Exercise objective:
Quote each line of the material verbatim, without the pictures.
****************
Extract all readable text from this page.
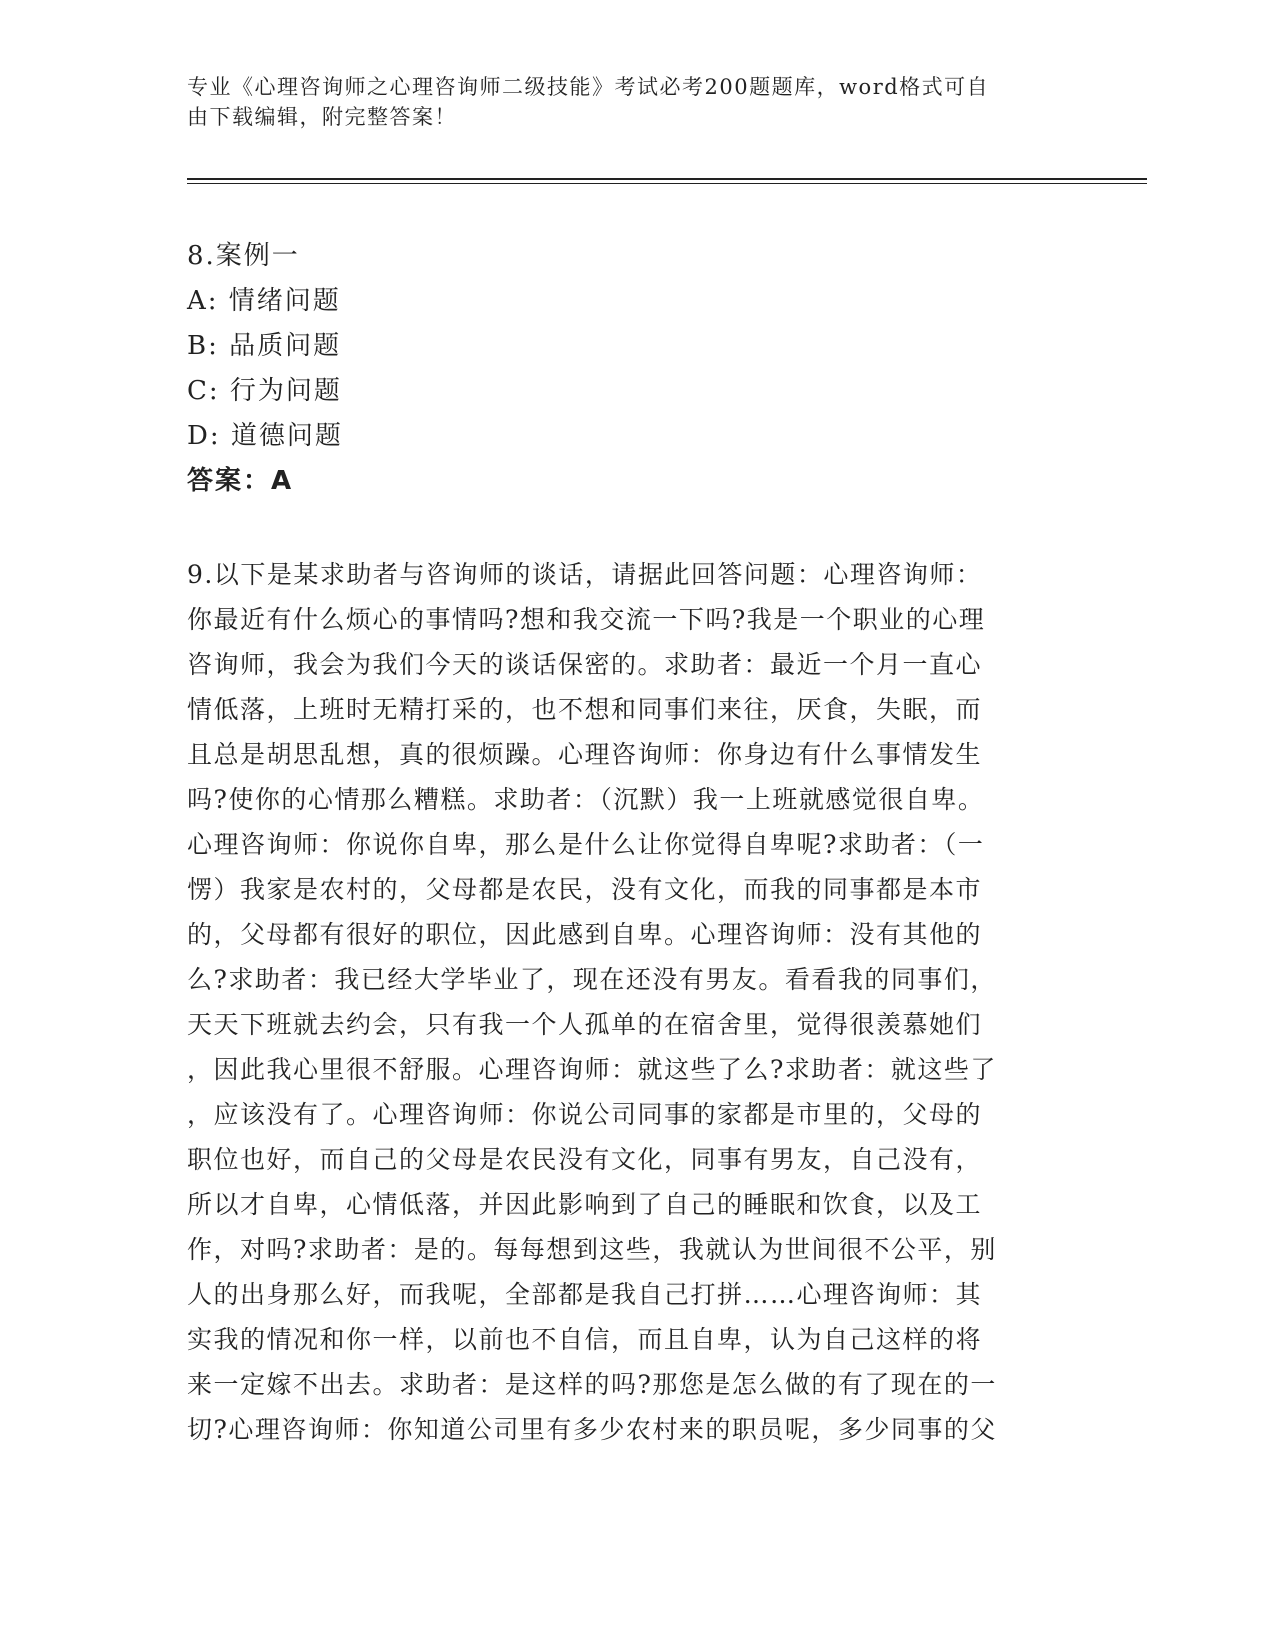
专业《心理咨询师之心理咨询师二级技能》考试必考200题题库，word格式可自
由下载编辑，附完整答案！
8.案例一
A: 情绪问题
B: 品质问题
C: 行为问题
D: 道德问题
答案：A
9.以下是某求助者与咨询师的谈话，请据此回答问题：心理咨询师：
你最近有什么烦心的事情吗?想和我交流一下吗?我是一个职业的心理
咨询师，我会为我们今天的谈话保密的。求助者：最近一个月一直心
情低落，上班时无精打采的，也不想和同事们来往，厌食，失眠，而
且总是胡思乱想，真的很烦躁。心理咨询师：你身边有什么事情发生
吗?使你的心情那么糟糕。求助者：（沉默）我一上班就感觉很自卑。
心理咨询师：你说你自卑，那么是什么让你觉得自卑呢?求助者：（一
愣）我家是农村的，父母都是农民，没有文化，而我的同事都是本市
的，父母都有很好的职位，因此感到自卑。心理咨询师：没有其他的
么?求助者：我已经大学毕业了，现在还没有男友。看看我的同事们，
天天下班就去约会，只有我一个人孤单的在宿舍里，觉得很羡慕她们
，因此我心里很不舒服。心理咨询师：就这些了么?求助者：就这些了
，应该没有了。心理咨询师：你说公司同事的家都是市里的，父母的
职位也好，而自己的父母是农民没有文化，同事有男友，自己没有，
所以才自卑，心情低落，并因此影响到了自己的睡眠和饮食，以及工
作，对吗?求助者：是的。每每想到这些，我就认为世间很不公平，别
人的出身那么好，而我呢，全部都是我自己打拼……心理咨询师：其
实我的情况和你一样，以前也不自信，而且自卑，认为自己这样的将
来一定嫁不出去。求助者：是这样的吗?那您是怎么做的有了现在的一
切?心理咨询师：你知道公司里有多少农村来的职员呢，多少同事的父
****************
Written solution:
Extract all readable text from this page.
专业《心理咨询师之心理咨询师二级技能》考试必考200题题库，word格式可自
由下载编辑，附完整答案！
8.案例一
A: 情绪问题
B: 品质问题
C: 行为问题
D: 道德问题
答案：A
9.以下是某求助者与咨询师的谈话，请据此回答问题：心理咨询师：
你最近有什么烦心的事情吗?想和我交流一下吗?我是一个职业的心理
咨询师，我会为我们今天的谈话保密的。求助者：最近一个月一直心
情低落，上班时无精打采的，也不想和同事们来往，厌食，失眠，而
且总是胡思乱想，真的很烦躁。心理咨询师：你身边有什么事情发生
吗?使你的心情那么糟糕。求助者：（沉默）我一上班就感觉很自卑。
心理咨询师：你说你自卑，那么是什么让你觉得自卑呢?求助者：（一
愣）我家是农村的，父母都是农民，没有文化，而我的同事都是本市
的，父母都有很好的职位，因此感到自卑。心理咨询师：没有其他的
么?求助者：我已经大学毕业了，现在还没有男友。看看我的同事们，
天天下班就去约会，只有我一个人孤单的在宿舍里，觉得很羡慕她们
，因此我心里很不舒服。心理咨询师：就这些了么?求助者：就这些了
，应该没有了。心理咨询师：你说公司同事的家都是市里的，父母的
职位也好，而自己的父母是农民没有文化，同事有男友，自己没有，
所以才自卑，心情低落，并因此影响到了自己的睡眠和饮食，以及工
作，对吗?求助者：是的。每每想到这些，我就认为世间很不公平，别
人的出身那么好，而我呢，全部都是我自己打拼……心理咨询师：其
实我的情况和你一样，以前也不自信，而且自卑，认为自己这样的将
来一定嫁不出去。求助者：是这样的吗?那您是怎么做的有了现在的一
切?心理咨询师：你知道公司里有多少农村来的职员呢，多少同事的父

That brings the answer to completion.